### [What is being asked]
Your answer must be a word-for-word copy of the data.

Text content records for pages
_____
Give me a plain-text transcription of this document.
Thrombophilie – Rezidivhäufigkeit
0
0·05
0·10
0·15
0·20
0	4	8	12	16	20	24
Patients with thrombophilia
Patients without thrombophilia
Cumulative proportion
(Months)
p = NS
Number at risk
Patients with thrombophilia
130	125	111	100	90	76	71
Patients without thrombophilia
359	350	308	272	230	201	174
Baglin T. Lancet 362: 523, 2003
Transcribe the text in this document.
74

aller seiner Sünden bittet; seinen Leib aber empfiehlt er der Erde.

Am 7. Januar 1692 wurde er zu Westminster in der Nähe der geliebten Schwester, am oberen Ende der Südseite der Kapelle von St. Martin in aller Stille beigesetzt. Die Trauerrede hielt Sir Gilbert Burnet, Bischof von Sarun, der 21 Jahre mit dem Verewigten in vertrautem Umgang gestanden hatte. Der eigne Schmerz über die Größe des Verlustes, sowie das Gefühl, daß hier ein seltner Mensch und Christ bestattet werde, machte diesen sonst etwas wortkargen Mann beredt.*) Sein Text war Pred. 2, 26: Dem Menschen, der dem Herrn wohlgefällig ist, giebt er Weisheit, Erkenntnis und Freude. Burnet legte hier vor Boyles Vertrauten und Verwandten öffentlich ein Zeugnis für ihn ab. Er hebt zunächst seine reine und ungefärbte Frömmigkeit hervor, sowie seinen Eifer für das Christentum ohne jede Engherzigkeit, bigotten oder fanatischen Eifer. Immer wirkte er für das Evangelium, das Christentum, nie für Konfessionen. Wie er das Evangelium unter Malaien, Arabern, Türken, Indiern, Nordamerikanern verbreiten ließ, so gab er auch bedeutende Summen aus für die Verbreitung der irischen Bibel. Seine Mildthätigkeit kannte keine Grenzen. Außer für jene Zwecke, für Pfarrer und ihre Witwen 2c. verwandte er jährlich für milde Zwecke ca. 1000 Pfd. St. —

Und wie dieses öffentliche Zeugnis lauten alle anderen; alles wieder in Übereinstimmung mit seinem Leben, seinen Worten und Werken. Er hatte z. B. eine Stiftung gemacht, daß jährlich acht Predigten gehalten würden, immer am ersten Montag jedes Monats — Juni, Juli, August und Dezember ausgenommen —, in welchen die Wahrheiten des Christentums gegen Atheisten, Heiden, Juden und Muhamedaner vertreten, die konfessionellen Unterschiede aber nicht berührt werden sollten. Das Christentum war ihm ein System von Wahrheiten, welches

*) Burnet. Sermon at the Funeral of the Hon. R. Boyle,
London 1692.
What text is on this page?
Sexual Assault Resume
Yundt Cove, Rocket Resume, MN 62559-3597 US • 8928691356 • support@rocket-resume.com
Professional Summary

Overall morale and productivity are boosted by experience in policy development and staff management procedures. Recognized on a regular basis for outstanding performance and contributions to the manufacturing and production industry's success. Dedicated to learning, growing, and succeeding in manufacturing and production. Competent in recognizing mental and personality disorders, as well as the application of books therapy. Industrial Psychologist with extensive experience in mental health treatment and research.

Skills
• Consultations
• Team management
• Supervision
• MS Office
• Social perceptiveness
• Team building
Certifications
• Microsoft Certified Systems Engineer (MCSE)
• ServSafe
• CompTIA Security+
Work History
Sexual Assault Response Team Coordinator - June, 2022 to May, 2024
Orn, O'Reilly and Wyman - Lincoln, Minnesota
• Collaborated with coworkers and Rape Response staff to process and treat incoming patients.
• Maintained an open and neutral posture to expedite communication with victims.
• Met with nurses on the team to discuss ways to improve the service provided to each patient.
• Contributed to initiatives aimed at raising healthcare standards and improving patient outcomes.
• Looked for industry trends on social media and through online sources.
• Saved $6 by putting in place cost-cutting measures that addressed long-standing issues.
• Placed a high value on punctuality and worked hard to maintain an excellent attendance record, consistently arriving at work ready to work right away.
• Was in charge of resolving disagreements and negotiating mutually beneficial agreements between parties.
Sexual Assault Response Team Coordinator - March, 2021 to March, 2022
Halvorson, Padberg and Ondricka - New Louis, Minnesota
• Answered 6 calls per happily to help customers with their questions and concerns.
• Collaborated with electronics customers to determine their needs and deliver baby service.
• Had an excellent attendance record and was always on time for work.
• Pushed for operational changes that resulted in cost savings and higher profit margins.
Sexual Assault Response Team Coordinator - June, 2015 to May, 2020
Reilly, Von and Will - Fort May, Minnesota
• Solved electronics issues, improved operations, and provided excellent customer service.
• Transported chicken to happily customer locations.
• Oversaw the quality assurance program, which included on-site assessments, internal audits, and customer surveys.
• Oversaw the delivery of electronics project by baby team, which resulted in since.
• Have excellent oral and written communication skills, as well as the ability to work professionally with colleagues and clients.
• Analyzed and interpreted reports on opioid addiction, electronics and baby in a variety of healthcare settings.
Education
_____
### [Task result]
Give me a plain-text transcription of this document.
Thrombophilie – Rezidivhäufigkeit
0
0·05
0·10
0·15
0·20
0	4	8	12	16	20	24
Patients with thrombophilia
Patients without thrombophilia
Cumulative proportion
(Months)
p = NS
Number at risk
Patients with thrombophilia
130	125	111	100	90	76	71
Patients without thrombophilia
359	350	308	272	230	201	174
Baglin T. Lancet 362: 523, 2003
Transcribe the text in this document.
74

aller seiner Sünden bittet; seinen Leib aber empfiehlt er der Erde.

Am 7. Januar 1692 wurde er zu Westminster in der Nähe der geliebten Schwester, am oberen Ende der Südseite der Kapelle von St. Martin in aller Stille beigesetzt. Die Trauerrede hielt Sir Gilbert Burnet, Bischof von Sarun, der 21 Jahre mit dem Verewigten in vertrautem Umgang gestanden hatte. Der eigne Schmerz über die Größe des Verlustes, sowie das Gefühl, daß hier ein seltner Mensch und Christ bestattet werde, machte diesen sonst etwas wortkargen Mann beredt.*) Sein Text war Pred. 2, 26: Dem Menschen, der dem Herrn wohlgefällig ist, giebt er Weisheit, Erkenntnis und Freude. Burnet legte hier vor Boyles Vertrauten und Verwandten öffentlich ein Zeugnis für ihn ab. Er hebt zunächst seine reine und ungefärbte Frömmigkeit hervor, sowie seinen Eifer für das Christentum ohne jede Engherzigkeit, bigotten oder fanatischen Eifer. Immer wirkte er für das Evangelium, das Christentum, nie für Konfessionen. Wie er das Evangelium unter Malaien, Arabern, Türken, Indiern, Nordamerikanern verbreiten ließ, so gab er auch bedeutende Summen aus für die Verbreitung der irischen Bibel. Seine Mildthätigkeit kannte keine Grenzen. Außer für jene Zwecke, für Pfarrer und ihre Witwen 2c. verwandte er jährlich für milde Zwecke ca. 1000 Pfd. St. —

Und wie dieses öffentliche Zeugnis lauten alle anderen; alles wieder in Übereinstimmung mit seinem Leben, seinen Worten und Werken. Er hatte z. B. eine Stiftung gemacht, daß jährlich acht Predigten gehalten würden, immer am ersten Montag jedes Monats — Juni, Juli, August und Dezember ausgenommen —, in welchen die Wahrheiten des Christentums gegen Atheisten, Heiden, Juden und Muhamedaner vertreten, die konfessionellen Unterschiede aber nicht berührt werden sollten. Das Christentum war ihm ein System von Wahrheiten, welches

*) Burnet. Sermon at the Funeral of the Hon. R. Boyle,
London 1692.
What text is on this page?
Sexual Assault Resume
Yundt Cove, Rocket Resume, MN 62559-3597 US • 8928691356 • support@rocket-resume.com
Professional Summary

Overall morale and productivity are boosted by experience in policy development and staff management procedures. Recognized on a regular basis for outstanding performance and contributions to the manufacturing and production industry's success. Dedicated to learning, growing, and succeeding in manufacturing and production. Competent in recognizing mental and personality disorders, as well as the application of books therapy. Industrial Psychologist with extensive experience in mental health treatment and research.

Skills
• Consultations
• Team management
• Supervision
• MS Office
• Social perceptiveness
• Team building
Certifications
• Microsoft Certified Systems Engineer (MCSE)
• ServSafe
• CompTIA Security+
Work History
Sexual Assault Response Team Coordinator - June, 2022 to May, 2024
Orn, O'Reilly and Wyman - Lincoln, Minnesota
• Collaborated with coworkers and Rape Response staff to process and treat incoming patients.
• Maintained an open and neutral posture to expedite communication with victims.
• Met with nurses on the team to discuss ways to improve the service provided to each patient.
• Contributed to initiatives aimed at raising healthcare standards and improving patient outcomes.
• Looked for industry trends on social media and through online sources.
• Saved $6 by putting in place cost-cutting measures that addressed long-standing issues.
• Placed a high value on punctuality and worked hard to maintain an excellent attendance record, consistently arriving at work ready to work right away.
• Was in charge of resolving disagreements and negotiating mutually beneficial agreements between parties.
Sexual Assault Response Team Coordinator - March, 2021 to March, 2022
Halvorson, Padberg and Ondricka - New Louis, Minnesota
• Answered 6 calls per happily to help customers with their questions and concerns.
• Collaborated with electronics customers to determine their needs and deliver baby service.
• Had an excellent attendance record and was always on time for work.
• Pushed for operational changes that resulted in cost savings and higher profit margins.
Sexual Assault Response Team Coordinator - June, 2015 to May, 2020
Reilly, Von and Will - Fort May, Minnesota
• Solved electronics issues, improved operations, and provided excellent customer service.
• Transported chicken to happily customer locations.
• Oversaw the quality assurance program, which included on-site assessments, internal audits, and customer surveys.
• Oversaw the delivery of electronics project by baby team, which resulted in since.
• Have excellent oral and written communication skills, as well as the ability to work professionally with colleagues and clients.
• Analyzed and interpreted reports on opioid addiction, electronics and baby in a variety of healthcare settings.
Education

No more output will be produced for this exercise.